EXERCISE GOAL:
Search the material for the string "this", then return every line where it is found.

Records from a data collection

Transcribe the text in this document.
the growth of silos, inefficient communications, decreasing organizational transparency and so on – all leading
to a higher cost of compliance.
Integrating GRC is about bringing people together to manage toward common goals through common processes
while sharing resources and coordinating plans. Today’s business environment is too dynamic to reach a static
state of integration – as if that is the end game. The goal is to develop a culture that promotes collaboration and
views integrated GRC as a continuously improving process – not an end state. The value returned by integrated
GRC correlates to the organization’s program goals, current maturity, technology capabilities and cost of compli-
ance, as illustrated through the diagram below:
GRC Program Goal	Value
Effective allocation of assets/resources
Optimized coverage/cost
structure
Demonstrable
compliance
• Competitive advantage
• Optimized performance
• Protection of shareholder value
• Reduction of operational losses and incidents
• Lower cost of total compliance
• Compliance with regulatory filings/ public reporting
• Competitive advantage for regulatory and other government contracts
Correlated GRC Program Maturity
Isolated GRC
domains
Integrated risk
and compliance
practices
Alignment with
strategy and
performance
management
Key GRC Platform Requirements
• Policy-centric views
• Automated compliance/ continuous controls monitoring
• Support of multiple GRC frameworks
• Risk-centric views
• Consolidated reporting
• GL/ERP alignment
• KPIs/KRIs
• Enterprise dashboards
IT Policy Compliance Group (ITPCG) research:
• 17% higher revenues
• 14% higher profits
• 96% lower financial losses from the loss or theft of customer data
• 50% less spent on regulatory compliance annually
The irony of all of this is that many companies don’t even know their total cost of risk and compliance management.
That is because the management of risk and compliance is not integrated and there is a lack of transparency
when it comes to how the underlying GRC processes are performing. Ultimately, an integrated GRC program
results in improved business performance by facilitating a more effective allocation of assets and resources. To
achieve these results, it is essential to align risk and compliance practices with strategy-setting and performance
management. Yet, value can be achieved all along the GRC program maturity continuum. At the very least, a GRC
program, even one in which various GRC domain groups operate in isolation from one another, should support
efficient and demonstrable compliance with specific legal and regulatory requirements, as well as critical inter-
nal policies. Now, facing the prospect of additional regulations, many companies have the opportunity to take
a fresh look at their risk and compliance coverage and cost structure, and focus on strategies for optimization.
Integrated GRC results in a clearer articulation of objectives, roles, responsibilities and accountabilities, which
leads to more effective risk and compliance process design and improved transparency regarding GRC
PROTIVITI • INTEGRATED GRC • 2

RESPONSE TO THE EXERCISE:
Transcribe the text in this document.
The irony of all of this is that many companies don’t even know their total cost of risk and compliance management.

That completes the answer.